Repeat the data word for word. Do not include the pictures.

■ **DATA FOR THE TASK**:
- - -

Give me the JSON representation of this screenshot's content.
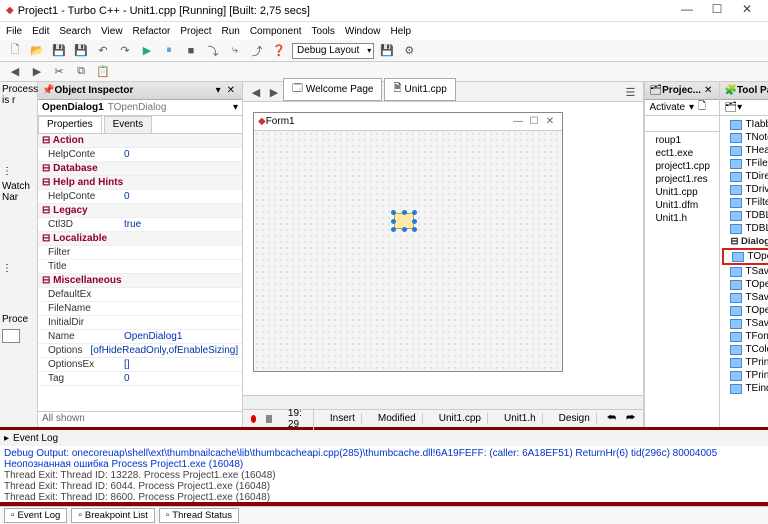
{
  "title": "Project1 - Turbo C++ - Unit1.cpp [Running] [Built: 2,75 secs]",
  "menu": [
    "File",
    "Edit",
    "Search",
    "View",
    "Refactor",
    "Project",
    "Run",
    "Component",
    "Tools",
    "Window",
    "Help"
  ],
  "layoutDropdown": "Debug Layout",
  "leftDock": {
    "structure": "Process is r",
    "watch": "Watch Nar",
    "proc": "Proce"
  },
  "objectInspector": {
    "title": "Object Inspector",
    "selector": {
      "name": "OpenDialog1",
      "type": "TOpenDialog"
    },
    "tabs": [
      "Properties",
      "Events"
    ],
    "activeTab": "Properties",
    "groups": [
      {
        "cat": "Action",
        "rows": [
          {
            "k": "HelpConte",
            "v": "0"
          }
        ]
      },
      {
        "cat": "Database",
        "rows": []
      },
      {
        "cat": "Help and Hints",
        "rows": [
          {
            "k": "HelpConte",
            "v": "0"
          }
        ]
      },
      {
        "cat": "Legacy",
        "rows": [
          {
            "k": "Ctl3D",
            "v": "true"
          }
        ]
      },
      {
        "cat": "Localizable",
        "rows": [
          {
            "k": "Filter",
            "v": ""
          },
          {
            "k": "Title",
            "v": ""
          }
        ]
      },
      {
        "cat": "Miscellaneous",
        "rows": [
          {
            "k": "DefaultEx",
            "v": ""
          },
          {
            "k": "FileName",
            "v": ""
          },
          {
            "k": "InitialDir",
            "v": ""
          },
          {
            "k": "Name",
            "v": "OpenDialog1"
          },
          {
            "k": "Options",
            "v": "[ofHideReadOnly,ofEnableSizing]"
          },
          {
            "k": "OptionsEx",
            "v": "[]"
          },
          {
            "k": "Tag",
            "v": "0"
          }
        ]
      }
    ],
    "footer": "All shown"
  },
  "editorTabs": [
    {
      "label": "Welcome Page"
    },
    {
      "label": "Unit1.cpp"
    }
  ],
  "formDesigner": {
    "title": "Form1"
  },
  "statusbar": {
    "pos": "19: 29",
    "mode": "Insert",
    "mod": "Modified",
    "file": "Unit1.cpp",
    "hdr": "Unit1.h",
    "view": "Design"
  },
  "projectPane": {
    "title": "Projec...",
    "activate": "Activate",
    "tree": [
      "roup1",
      " ect1.exe",
      "  project1.cpp",
      "  project1.res",
      "  Unit1.cpp",
      "  Unit1.dfm",
      "  Unit1.h"
    ]
  },
  "toolPalette": {
    "title": "Tool Pa...",
    "groups": [
      {
        "cat": "",
        "items": [
          "TIabbed...",
          "TNotebook",
          "THeader",
          "TFileListBox",
          "TDirectory...",
          "TDriveCo...",
          "TFilterCo...",
          "TDBLooku...",
          "TDBLooku..."
        ]
      },
      {
        "cat": "Dialogs",
        "items": [
          "TOpenDia...",
          "TSaveDialog",
          "TOpenPic...",
          "TSavePict...",
          "TOpenTe...",
          "TSaveTe...",
          "TFontDialog",
          "TColorDia...",
          "TPrintDialog",
          "TPrinterS...",
          "TEindDial"
        ]
      }
    ],
    "highlighted": "TOpenDia..."
  },
  "eventLog": {
    "title": "Event Log",
    "lines": [
      {
        "cls": "blue",
        "t": "Debug Output: onecoreuap\\shell\\ext\\thumbnailcache\\lib\\thumbcacheapi.cpp(285)\\thumbcache.dll!6A19FEFF: (caller: 6A18EF51) ReturnHr(6) tid(296c) 80004005 Неопознанная ошибка  Process Project1.exe (16048)"
      },
      {
        "cls": "",
        "t": "Thread Exit: Thread ID: 13228. Process Project1.exe (16048)"
      },
      {
        "cls": "",
        "t": "Thread Exit: Thread ID: 6044. Process Project1.exe (16048)"
      },
      {
        "cls": "",
        "t": "Thread Exit: Thread ID: 8600. Process Project1.exe (16048)"
      }
    ]
  },
  "bottomTabs": [
    "Event Log",
    "Breakpoint List",
    "Thread Status"
  ]
}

- - -

■ **TASK RESPONSE**:
Give me the JSON representation of this screenshot's content.
{
  "title": "Project1 - Turbo C++ - Unit1.cpp [Running] [Built: 2,75 secs]",
  "menu": [
    "File",
    "Edit",
    "Search",
    "View",
    "Refactor",
    "Project",
    "Run",
    "Component",
    "Tools",
    "Window",
    "Help"
  ],
  "layoutDropdown": "Debug Layout",
  "leftDock": {
    "structure": "Process is r",
    "watch": "Watch Nar",
    "proc": "Proce"
  },
  "objectInspector": {
    "title": "Object Inspector",
    "selector": {
      "name": "OpenDialog1",
      "type": "TOpenDialog"
    },
    "tabs": [
      "Properties",
      "Events"
    ],
    "activeTab": "Properties",
    "groups": [
      {
        "cat": "Action",
        "rows": [
          {
            "k": "HelpConte",
            "v": "0"
          }
        ]
      },
      {
        "cat": "Database",
        "rows": []
      },
      {
        "cat": "Help and Hints",
        "rows": [
          {
            "k": "HelpConte",
            "v": "0"
          }
        ]
      },
      {
        "cat": "Legacy",
        "rows": [
          {
            "k": "Ctl3D",
            "v": "true"
          }
        ]
      },
      {
        "cat": "Localizable",
        "rows": [
          {
            "k": "Filter",
            "v": ""
          },
          {
            "k": "Title",
            "v": ""
          }
        ]
      },
      {
        "cat": "Miscellaneous",
        "rows": [
          {
            "k": "DefaultEx",
            "v": ""
          },
          {
            "k": "FileName",
            "v": ""
          },
          {
            "k": "InitialDir",
            "v": ""
          },
          {
            "k": "Name",
            "v": "OpenDialog1"
          },
          {
            "k": "Options",
            "v": "[ofHideReadOnly,ofEnableSizing]"
          },
          {
            "k": "OptionsEx",
            "v": "[]"
          },
          {
            "k": "Tag",
            "v": "0"
          }
        ]
      }
    ],
    "footer": "All shown"
  },
  "editorTabs": [
    {
      "label": "Welcome Page"
    },
    {
      "label": "Unit1.cpp"
    }
  ],
  "formDesigner": {
    "title": "Form1"
  },
  "statusbar": {
    "pos": "19: 29",
    "mode": "Insert",
    "mod": "Modified",
    "file": "Unit1.cpp",
    "hdr": "Unit1.h",
    "view": "Design"
  },
  "projectPane": {
    "title": "Projec...",
    "activate": "Activate",
    "tree": [
      "roup1",
      " ect1.exe",
      "  project1.cpp",
      "  project1.res",
      "  Unit1.cpp",
      "  Unit1.dfm",
      "  Unit1.h"
    ]
  },
  "toolPalette": {
    "title": "Tool Pa...",
    "groups": [
      {
        "cat": "",
        "items": [
          "TIabbed...",
          "TNotebook",
          "THeader",
          "TFileListBox",
          "TDirectory...",
          "TDriveCo...",
          "TFilterCo...",
          "TDBLooku...",
          "TDBLooku..."
        ]
      },
      {
        "cat": "Dialogs",
        "items": [
          "TOpenDia...",
          "TSaveDialog",
          "TOpenPic...",
          "TSavePict...",
          "TOpenTe...",
          "TSaveTe...",
          "TFontDialog",
          "TColorDia...",
          "TPrintDialog",
          "TPrinterS...",
          "TEindDial"
        ]
      }
    ],
    "highlighted": "TOpenDia..."
  },
  "eventLog": {
    "title": "Event Log",
    "lines": [
      {
        "cls": "blue",
        "t": "Debug Output: onecoreuap\\shell\\ext\\thumbnailcache\\lib\\thumbcacheapi.cpp(285)\\thumbcache.dll!6A19FEFF: (caller: 6A18EF51) ReturnHr(6) tid(296c) 80004005 Неопознанная ошибка  Process Project1.exe (16048)"
      },
      {
        "cls": "",
        "t": "Thread Exit: Thread ID: 13228. Process Project1.exe (16048)"
      },
      {
        "cls": "",
        "t": "Thread Exit: Thread ID: 6044. Process Project1.exe (16048)"
      },
      {
        "cls": "",
        "t": "Thread Exit: Thread ID: 8600. Process Project1.exe (16048)"
      }
    ]
  },
  "bottomTabs": [
    "Event Log",
    "Breakpoint List",
    "Thread Status"
  ]
}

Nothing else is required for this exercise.